• **WHAT IS NEEDED**
Pull every line with the word "text" out of the entries below.

• **ENTRIES**

+--

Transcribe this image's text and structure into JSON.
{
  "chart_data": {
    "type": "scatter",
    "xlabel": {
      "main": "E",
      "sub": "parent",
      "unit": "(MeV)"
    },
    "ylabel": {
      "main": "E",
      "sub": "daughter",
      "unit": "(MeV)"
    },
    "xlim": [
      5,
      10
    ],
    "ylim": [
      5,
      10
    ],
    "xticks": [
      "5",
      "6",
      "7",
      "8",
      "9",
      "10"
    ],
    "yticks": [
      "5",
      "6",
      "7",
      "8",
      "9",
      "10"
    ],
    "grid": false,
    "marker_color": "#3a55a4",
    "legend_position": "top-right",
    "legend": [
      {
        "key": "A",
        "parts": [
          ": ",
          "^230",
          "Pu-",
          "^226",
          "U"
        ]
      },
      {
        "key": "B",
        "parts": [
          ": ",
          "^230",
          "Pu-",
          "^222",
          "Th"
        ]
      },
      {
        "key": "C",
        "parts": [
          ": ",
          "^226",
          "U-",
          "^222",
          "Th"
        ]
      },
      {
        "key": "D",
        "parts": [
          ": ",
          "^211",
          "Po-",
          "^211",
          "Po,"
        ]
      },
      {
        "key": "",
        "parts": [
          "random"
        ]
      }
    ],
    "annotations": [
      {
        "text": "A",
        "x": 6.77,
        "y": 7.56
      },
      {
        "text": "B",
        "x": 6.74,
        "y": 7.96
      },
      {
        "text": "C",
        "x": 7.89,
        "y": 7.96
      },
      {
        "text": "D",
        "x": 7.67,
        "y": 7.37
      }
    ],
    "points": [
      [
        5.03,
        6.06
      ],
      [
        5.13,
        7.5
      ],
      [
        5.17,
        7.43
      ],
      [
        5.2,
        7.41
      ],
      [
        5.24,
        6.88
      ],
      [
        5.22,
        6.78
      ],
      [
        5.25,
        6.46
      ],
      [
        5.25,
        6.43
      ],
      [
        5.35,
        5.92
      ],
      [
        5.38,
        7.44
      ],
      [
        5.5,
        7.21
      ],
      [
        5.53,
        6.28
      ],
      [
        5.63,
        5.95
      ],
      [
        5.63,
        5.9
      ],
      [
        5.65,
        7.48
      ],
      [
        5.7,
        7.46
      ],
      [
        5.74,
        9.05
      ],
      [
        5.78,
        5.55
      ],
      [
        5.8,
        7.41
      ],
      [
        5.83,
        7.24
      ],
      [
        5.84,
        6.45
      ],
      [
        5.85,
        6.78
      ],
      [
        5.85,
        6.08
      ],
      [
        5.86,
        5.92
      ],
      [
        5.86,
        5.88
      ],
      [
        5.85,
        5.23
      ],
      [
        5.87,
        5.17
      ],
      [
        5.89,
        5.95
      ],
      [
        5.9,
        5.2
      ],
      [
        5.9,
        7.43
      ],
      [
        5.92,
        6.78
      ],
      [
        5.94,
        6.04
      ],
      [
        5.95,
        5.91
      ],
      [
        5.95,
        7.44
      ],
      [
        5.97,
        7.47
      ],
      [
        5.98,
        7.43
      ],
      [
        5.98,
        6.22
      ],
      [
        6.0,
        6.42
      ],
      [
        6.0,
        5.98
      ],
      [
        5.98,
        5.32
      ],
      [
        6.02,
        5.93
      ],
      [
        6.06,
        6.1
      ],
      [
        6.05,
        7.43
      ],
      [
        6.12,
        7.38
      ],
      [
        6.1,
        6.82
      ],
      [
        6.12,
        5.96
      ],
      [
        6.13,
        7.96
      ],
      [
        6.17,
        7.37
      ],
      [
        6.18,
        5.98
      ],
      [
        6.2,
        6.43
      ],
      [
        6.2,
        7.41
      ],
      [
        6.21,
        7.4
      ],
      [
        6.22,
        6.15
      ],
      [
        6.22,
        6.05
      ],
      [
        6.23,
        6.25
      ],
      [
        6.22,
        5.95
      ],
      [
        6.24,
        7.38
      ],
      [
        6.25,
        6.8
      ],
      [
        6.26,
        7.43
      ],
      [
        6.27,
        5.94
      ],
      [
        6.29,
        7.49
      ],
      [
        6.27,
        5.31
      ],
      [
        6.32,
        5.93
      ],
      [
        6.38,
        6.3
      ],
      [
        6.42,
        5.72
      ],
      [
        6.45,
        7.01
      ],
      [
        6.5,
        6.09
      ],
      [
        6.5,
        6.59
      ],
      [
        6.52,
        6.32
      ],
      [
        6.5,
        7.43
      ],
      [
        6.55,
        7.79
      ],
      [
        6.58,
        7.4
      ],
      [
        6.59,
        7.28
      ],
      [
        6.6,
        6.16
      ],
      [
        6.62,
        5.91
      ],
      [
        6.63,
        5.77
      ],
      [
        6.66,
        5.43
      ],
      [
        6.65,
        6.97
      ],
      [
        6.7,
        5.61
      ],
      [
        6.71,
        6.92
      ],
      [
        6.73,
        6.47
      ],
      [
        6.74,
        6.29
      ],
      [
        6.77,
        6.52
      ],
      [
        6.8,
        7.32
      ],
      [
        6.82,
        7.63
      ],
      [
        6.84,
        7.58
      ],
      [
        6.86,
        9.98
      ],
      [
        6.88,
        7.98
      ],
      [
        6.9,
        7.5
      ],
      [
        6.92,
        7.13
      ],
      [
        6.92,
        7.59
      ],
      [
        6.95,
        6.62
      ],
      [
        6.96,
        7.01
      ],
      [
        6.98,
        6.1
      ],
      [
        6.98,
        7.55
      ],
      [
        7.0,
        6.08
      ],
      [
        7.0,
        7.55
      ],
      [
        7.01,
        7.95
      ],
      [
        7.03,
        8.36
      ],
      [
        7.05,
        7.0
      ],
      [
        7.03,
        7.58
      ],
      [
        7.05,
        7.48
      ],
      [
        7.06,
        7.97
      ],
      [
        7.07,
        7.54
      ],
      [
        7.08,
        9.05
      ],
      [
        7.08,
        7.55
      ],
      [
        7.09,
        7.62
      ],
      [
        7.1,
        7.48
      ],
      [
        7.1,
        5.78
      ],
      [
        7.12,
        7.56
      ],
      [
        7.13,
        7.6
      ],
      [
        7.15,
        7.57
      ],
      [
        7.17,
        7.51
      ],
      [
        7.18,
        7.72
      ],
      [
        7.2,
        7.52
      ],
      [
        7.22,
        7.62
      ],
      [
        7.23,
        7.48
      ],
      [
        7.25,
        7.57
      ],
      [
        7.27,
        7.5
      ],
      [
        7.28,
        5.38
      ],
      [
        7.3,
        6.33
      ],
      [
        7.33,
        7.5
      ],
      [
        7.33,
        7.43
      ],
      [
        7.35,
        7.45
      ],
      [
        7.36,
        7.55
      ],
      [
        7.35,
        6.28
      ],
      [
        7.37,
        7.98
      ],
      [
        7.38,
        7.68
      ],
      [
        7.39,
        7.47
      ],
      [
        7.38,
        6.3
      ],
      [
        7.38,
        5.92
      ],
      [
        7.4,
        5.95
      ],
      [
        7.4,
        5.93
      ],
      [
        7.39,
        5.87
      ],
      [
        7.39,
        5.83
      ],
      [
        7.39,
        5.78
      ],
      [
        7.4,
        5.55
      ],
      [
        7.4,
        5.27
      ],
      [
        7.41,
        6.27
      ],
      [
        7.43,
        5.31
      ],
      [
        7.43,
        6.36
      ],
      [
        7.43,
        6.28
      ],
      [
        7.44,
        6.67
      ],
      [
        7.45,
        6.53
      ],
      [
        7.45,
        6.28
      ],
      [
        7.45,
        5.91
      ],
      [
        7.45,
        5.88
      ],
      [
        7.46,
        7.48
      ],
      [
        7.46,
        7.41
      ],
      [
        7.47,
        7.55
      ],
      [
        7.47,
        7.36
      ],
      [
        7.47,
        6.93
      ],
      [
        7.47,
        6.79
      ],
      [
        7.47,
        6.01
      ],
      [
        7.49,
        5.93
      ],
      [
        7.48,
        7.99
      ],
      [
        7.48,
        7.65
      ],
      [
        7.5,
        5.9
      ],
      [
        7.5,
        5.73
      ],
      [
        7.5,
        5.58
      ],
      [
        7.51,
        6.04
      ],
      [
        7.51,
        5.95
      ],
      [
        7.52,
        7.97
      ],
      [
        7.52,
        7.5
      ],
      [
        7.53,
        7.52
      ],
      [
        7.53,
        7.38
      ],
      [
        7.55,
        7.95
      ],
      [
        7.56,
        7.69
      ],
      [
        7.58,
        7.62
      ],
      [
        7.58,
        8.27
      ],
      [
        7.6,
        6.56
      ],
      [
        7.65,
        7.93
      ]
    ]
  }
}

+--

• **WRITTEN ANSWER**
Transcribe this image's text and structure into JSON.
        "text": "A",
        "text": "B",
        "text": "C",
        "text": "D",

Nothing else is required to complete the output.